STATED PROBLEM - Each record is to be printed again precisely as it reads.

THE DATA -
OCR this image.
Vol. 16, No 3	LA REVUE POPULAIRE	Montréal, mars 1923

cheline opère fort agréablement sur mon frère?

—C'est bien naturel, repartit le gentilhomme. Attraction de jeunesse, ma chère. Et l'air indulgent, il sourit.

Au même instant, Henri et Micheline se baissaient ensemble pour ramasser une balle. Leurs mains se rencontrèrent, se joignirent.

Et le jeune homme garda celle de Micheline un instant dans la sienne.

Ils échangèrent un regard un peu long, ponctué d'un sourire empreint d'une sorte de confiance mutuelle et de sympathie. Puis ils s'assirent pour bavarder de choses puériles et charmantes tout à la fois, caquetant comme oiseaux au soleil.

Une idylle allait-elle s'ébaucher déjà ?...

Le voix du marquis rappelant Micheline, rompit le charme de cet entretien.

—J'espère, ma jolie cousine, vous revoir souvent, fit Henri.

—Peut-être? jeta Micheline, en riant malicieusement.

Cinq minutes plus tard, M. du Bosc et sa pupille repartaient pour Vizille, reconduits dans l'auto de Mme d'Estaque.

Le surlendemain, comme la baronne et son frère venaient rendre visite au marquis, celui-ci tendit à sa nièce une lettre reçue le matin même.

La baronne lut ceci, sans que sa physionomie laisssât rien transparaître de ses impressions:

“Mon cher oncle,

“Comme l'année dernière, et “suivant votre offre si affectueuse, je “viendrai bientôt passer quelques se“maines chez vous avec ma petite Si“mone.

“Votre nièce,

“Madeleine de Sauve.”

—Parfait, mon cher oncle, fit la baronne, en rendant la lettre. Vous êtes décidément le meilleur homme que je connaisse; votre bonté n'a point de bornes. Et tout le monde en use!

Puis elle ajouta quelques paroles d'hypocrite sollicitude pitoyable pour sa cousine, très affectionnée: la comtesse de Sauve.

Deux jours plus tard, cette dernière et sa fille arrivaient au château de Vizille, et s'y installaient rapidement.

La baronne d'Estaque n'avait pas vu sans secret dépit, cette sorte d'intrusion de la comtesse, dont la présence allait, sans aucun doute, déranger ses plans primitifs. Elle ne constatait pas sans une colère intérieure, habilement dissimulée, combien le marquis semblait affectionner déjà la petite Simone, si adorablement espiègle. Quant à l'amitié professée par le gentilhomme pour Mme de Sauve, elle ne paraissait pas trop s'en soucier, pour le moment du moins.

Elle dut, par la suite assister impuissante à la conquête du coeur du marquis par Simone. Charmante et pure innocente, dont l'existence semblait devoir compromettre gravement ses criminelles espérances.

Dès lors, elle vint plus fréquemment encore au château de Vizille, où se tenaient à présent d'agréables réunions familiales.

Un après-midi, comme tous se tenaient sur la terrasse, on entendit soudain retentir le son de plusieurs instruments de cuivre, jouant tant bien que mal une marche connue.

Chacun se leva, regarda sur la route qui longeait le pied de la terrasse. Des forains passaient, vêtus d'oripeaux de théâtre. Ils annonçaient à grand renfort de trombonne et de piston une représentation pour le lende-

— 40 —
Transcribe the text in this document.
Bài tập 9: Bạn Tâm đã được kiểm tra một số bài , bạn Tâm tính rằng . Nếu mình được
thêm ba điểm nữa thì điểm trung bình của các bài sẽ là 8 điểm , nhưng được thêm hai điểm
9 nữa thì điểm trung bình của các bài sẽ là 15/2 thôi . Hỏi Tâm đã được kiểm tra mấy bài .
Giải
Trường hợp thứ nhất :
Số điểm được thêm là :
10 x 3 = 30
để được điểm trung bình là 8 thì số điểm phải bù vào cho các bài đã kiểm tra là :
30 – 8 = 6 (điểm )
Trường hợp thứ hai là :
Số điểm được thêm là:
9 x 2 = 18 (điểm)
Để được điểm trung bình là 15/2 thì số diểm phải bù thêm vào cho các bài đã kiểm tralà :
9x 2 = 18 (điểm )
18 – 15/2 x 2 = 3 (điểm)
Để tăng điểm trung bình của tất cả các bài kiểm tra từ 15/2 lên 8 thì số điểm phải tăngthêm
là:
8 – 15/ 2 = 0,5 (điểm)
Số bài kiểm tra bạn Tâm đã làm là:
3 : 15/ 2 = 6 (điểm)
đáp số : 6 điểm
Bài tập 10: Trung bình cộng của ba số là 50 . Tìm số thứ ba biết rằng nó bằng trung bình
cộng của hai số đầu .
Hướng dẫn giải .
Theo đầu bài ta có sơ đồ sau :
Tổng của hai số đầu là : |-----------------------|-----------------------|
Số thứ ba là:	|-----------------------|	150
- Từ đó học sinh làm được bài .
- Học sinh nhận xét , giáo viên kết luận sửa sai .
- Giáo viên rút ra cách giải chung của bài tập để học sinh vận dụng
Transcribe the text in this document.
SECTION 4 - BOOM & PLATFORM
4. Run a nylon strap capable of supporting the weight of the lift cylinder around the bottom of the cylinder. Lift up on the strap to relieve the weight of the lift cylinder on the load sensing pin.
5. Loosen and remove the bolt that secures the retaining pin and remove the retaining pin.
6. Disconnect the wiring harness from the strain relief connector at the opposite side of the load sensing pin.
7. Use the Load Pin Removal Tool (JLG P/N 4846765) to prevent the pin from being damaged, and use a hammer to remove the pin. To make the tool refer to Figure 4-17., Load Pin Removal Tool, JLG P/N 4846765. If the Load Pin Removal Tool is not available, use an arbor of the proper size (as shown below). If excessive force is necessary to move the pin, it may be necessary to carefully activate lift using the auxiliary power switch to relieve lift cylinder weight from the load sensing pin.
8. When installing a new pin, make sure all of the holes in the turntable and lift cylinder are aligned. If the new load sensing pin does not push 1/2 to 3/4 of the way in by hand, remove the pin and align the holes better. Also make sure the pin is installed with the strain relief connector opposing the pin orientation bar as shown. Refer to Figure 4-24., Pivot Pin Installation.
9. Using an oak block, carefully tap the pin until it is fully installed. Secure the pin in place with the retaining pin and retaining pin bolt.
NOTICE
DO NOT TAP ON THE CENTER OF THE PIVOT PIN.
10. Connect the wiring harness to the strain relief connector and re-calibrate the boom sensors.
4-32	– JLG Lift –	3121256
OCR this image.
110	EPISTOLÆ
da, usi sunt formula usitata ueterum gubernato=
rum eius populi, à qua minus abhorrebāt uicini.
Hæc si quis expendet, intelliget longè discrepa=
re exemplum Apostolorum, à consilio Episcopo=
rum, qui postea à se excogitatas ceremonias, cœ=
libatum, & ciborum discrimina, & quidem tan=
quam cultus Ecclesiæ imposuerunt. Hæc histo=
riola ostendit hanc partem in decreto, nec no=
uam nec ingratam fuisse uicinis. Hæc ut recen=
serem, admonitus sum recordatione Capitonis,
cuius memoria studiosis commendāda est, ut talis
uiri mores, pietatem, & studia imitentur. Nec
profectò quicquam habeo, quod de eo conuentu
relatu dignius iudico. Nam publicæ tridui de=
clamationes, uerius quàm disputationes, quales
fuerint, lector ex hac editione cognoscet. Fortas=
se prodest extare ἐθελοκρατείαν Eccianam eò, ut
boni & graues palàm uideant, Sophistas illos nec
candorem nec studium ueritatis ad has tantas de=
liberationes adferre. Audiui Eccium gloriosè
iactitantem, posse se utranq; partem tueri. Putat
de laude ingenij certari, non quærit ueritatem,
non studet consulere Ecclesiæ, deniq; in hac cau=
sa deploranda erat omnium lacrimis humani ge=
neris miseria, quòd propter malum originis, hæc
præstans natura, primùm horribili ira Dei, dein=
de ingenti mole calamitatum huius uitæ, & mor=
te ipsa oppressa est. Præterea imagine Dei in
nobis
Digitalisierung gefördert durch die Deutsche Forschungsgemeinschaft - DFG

RESULT OF THIS TASK -
OCR this image.
Vol. 16, No 3	LA REVUE POPULAIRE	Montréal, mars 1923

cheline opère fort agréablement sur mon frère?

—C'est bien naturel, repartit le gentilhomme. Attraction de jeunesse, ma chère. Et l'air indulgent, il sourit.

Au même instant, Henri et Micheline se baissaient ensemble pour ramasser une balle. Leurs mains se rencontrèrent, se joignirent.

Et le jeune homme garda celle de Micheline un instant dans la sienne.

Ils échangèrent un regard un peu long, ponctué d'un sourire empreint d'une sorte de confiance mutuelle et de sympathie. Puis ils s'assirent pour bavarder de choses puériles et charmantes tout à la fois, caquetant comme oiseaux au soleil.

Une idylle allait-elle s'ébaucher déjà ?...

Le voix du marquis rappelant Micheline, rompit le charme de cet entretien.

—J'espère, ma jolie cousine, vous revoir souvent, fit Henri.

—Peut-être? jeta Micheline, en riant malicieusement.

Cinq minutes plus tard, M. du Bosc et sa pupille repartaient pour Vizille, reconduits dans l'auto de Mme d'Estaque.

Le surlendemain, comme la baronne et son frère venaient rendre visite au marquis, celui-ci tendit à sa nièce une lettre reçue le matin même.

La baronne lut ceci, sans que sa physionomie laisssât rien transparaître de ses impressions:

“Mon cher oncle,

“Comme l'année dernière, et “suivant votre offre si affectueuse, je “viendrai bientôt passer quelques se“maines chez vous avec ma petite Si“mone.

“Votre nièce,

“Madeleine de Sauve.”

—Parfait, mon cher oncle, fit la baronne, en rendant la lettre. Vous êtes décidément le meilleur homme que je connaisse; votre bonté n'a point de bornes. Et tout le monde en use!

Puis elle ajouta quelques paroles d'hypocrite sollicitude pitoyable pour sa cousine, très affectionnée: la comtesse de Sauve.

Deux jours plus tard, cette dernière et sa fille arrivaient au château de Vizille, et s'y installaient rapidement.

La baronne d'Estaque n'avait pas vu sans secret dépit, cette sorte d'intrusion de la comtesse, dont la présence allait, sans aucun doute, déranger ses plans primitifs. Elle ne constatait pas sans une colère intérieure, habilement dissimulée, combien le marquis semblait affectionner déjà la petite Simone, si adorablement espiègle. Quant à l'amitié professée par le gentilhomme pour Mme de Sauve, elle ne paraissait pas trop s'en soucier, pour le moment du moins.

Elle dut, par la suite assister impuissante à la conquête du coeur du marquis par Simone. Charmante et pure innocente, dont l'existence semblait devoir compromettre gravement ses criminelles espérances.

Dès lors, elle vint plus fréquemment encore au château de Vizille, où se tenaient à présent d'agréables réunions familiales.

Un après-midi, comme tous se tenaient sur la terrasse, on entendit soudain retentir le son de plusieurs instruments de cuivre, jouant tant bien que mal une marche connue.

Chacun se leva, regarda sur la route qui longeait le pied de la terrasse. Des forains passaient, vêtus d'oripeaux de théâtre. Ils annonçaient à grand renfort de trombonne et de piston une représentation pour le lende-

— 40 —
Transcribe the text in this document.
Bài tập 9: Bạn Tâm đã được kiểm tra một số bài , bạn Tâm tính rằng . Nếu mình được
thêm ba điểm nữa thì điểm trung bình của các bài sẽ là 8 điểm , nhưng được thêm hai điểm
9 nữa thì điểm trung bình của các bài sẽ là 15/2 thôi . Hỏi Tâm đã được kiểm tra mấy bài .
Giải
Trường hợp thứ nhất :
Số điểm được thêm là :
10 x 3 = 30
để được điểm trung bình là 8 thì số điểm phải bù vào cho các bài đã kiểm tra là :
30 – 8 = 6 (điểm )
Trường hợp thứ hai là :
Số điểm được thêm là:
9 x 2 = 18 (điểm)
Để được điểm trung bình là 15/2 thì số diểm phải bù thêm vào cho các bài đã kiểm tralà :
9x 2 = 18 (điểm )
18 – 15/2 x 2 = 3 (điểm)
Để tăng điểm trung bình của tất cả các bài kiểm tra từ 15/2 lên 8 thì số điểm phải tăngthêm
là:
8 – 15/ 2 = 0,5 (điểm)
Số bài kiểm tra bạn Tâm đã làm là:
3 : 15/ 2 = 6 (điểm)
đáp số : 6 điểm
Bài tập 10: Trung bình cộng của ba số là 50 . Tìm số thứ ba biết rằng nó bằng trung bình
cộng của hai số đầu .
Hướng dẫn giải .
Theo đầu bài ta có sơ đồ sau :
Tổng của hai số đầu là : |-----------------------|-----------------------|
Số thứ ba là:	|-----------------------|	150
- Từ đó học sinh làm được bài .
- Học sinh nhận xét , giáo viên kết luận sửa sai .
- Giáo viên rút ra cách giải chung của bài tập để học sinh vận dụng
Transcribe the text in this document.
SECTION 4 - BOOM & PLATFORM
4. Run a nylon strap capable of supporting the weight of the lift cylinder around the bottom of the cylinder. Lift up on the strap to relieve the weight of the lift cylinder on the load sensing pin.
5. Loosen and remove the bolt that secures the retaining pin and remove the retaining pin.
6. Disconnect the wiring harness from the strain relief connector at the opposite side of the load sensing pin.
7. Use the Load Pin Removal Tool (JLG P/N 4846765) to prevent the pin from being damaged, and use a hammer to remove the pin. To make the tool refer to Figure 4-17., Load Pin Removal Tool, JLG P/N 4846765. If the Load Pin Removal Tool is not available, use an arbor of the proper size (as shown below). If excessive force is necessary to move the pin, it may be necessary to carefully activate lift using the auxiliary power switch to relieve lift cylinder weight from the load sensing pin.
8. When installing a new pin, make sure all of the holes in the turntable and lift cylinder are aligned. If the new load sensing pin does not push 1/2 to 3/4 of the way in by hand, remove the pin and align the holes better. Also make sure the pin is installed with the strain relief connector opposing the pin orientation bar as shown. Refer to Figure 4-24., Pivot Pin Installation.
9. Using an oak block, carefully tap the pin until it is fully installed. Secure the pin in place with the retaining pin and retaining pin bolt.
NOTICE
DO NOT TAP ON THE CENTER OF THE PIVOT PIN.
10. Connect the wiring harness to the strain relief connector and re-calibrate the boom sensors.
4-32	– JLG Lift –	3121256
OCR this image.
110	EPISTOLÆ
da, usi sunt formula usitata ueterum gubernato=
rum eius populi, à qua minus abhorrebāt uicini.
Hæc si quis expendet, intelliget longè discrepa=
re exemplum Apostolorum, à consilio Episcopo=
rum, qui postea à se excogitatas ceremonias, cœ=
libatum, & ciborum discrimina, & quidem tan=
quam cultus Ecclesiæ imposuerunt. Hæc histo=
riola ostendit hanc partem in decreto, nec no=
uam nec ingratam fuisse uicinis. Hæc ut recen=
serem, admonitus sum recordatione Capitonis,
cuius memoria studiosis commendāda est, ut talis
uiri mores, pietatem, & studia imitentur. Nec
profectò quicquam habeo, quod de eo conuentu
relatu dignius iudico. Nam publicæ tridui de=
clamationes, uerius quàm disputationes, quales
fuerint, lector ex hac editione cognoscet. Fortas=
se prodest extare ἐθελοκρατείαν Eccianam eò, ut
boni & graues palàm uideant, Sophistas illos nec
candorem nec studium ueritatis ad has tantas de=
liberationes adferre. Audiui Eccium gloriosè
iactitantem, posse se utranq; partem tueri. Putat
de laude ingenij certari, non quærit ueritatem,
non studet consulere Ecclesiæ, deniq; in hac cau=
sa deploranda erat omnium lacrimis humani ge=
neris miseria, quòd propter malum originis, hæc
præstans natura, primùm horribili ira Dei, dein=
de ingenti mole calamitatum huius uitæ, & mor=
te ipsa oppressa est. Præterea imagine Dei in
nobis
Digitalisierung gefördert durch die Deutsche Forschungsgemeinschaft - DFG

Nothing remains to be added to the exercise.